Problem statement: Retype all of the listing exactly, passing over any picture you find.

Information given:
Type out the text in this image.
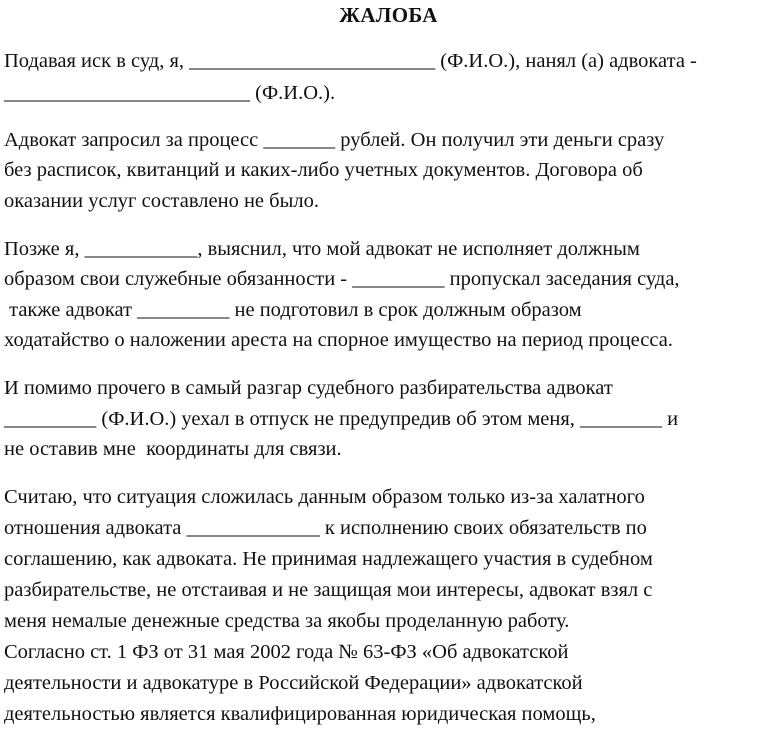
ЖАЛОБА
Подавая иск в суд, я, ________________________ (Ф.И.О.), нанял (а) адвоката -
________________________ (Ф.И.О.).
Адвокат запросил за процесс _______ рублей. Он получил эти деньги сразу
без расписок, квитанций и каких-либо учетных документов. Договора об
оказании услуг составлено не было.
Позже я, ___________, выяснил, что мой адвокат не исполняет должным
образом свои служебные обязанности - _________ пропускал заседания суда,
также адвокат _________ не подготовил в срок должным образом
ходатайство о наложении ареста на спорное имущество на период процесса.
И помимо прочего в самый разгар судебного разбирательства адвокат
_________ (Ф.И.О.) уехал в отпуск не предупредив об этом меня, ________ и
не оставив мне  координаты для связи.
Считаю, что ситуация сложилась данным образом только из-за халатного
отношения адвоката _____________ к исполнению своих обязательств по
соглашению, как адвоката. Не принимая надлежащего участия в судебном
разбирательстве, не отстаивая и не защищая мои интересы, адвокат взял с
меня немалые денежные средства за якобы проделанную работу.
Согласно ст. 1 ФЗ от 31 мая 2002 года № 63-ФЗ «Об адвокатской
деятельности и адвокатуре в Российской Федерации» адвокатской
деятельностью является квалифицированная юридическая помощь,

Complete answer:
Type out the text in this image.
ЖАЛОБА
Подавая иск в суд, я, ________________________ (Ф.И.О.), нанял (а) адвоката -
________________________ (Ф.И.О.).
Адвокат запросил за процесс _______ рублей. Он получил эти деньги сразу
без расписок, квитанций и каких-либо учетных документов. Договора об
оказании услуг составлено не было.
Позже я, ___________, выяснил, что мой адвокат не исполняет должным
образом свои служебные обязанности - _________ пропускал заседания суда,
также адвокат _________ не подготовил в срок должным образом
ходатайство о наложении ареста на спорное имущество на период процесса.
И помимо прочего в самый разгар судебного разбирательства адвокат
_________ (Ф.И.О.) уехал в отпуск не предупредив об этом меня, ________ и
не оставив мне  координаты для связи.
Считаю, что ситуация сложилась данным образом только из-за халатного
отношения адвоката _____________ к исполнению своих обязательств по
соглашению, как адвоката. Не принимая надлежащего участия в судебном
разбирательстве, не отстаивая и не защищая мои интересы, адвокат взял с
меня немалые денежные средства за якобы проделанную работу.
Согласно ст. 1 ФЗ от 31 мая 2002 года № 63-ФЗ «Об адвокатской
деятельности и адвокатуре в Российской Федерации» адвокатской
деятельностью является квалифицированная юридическая помощь,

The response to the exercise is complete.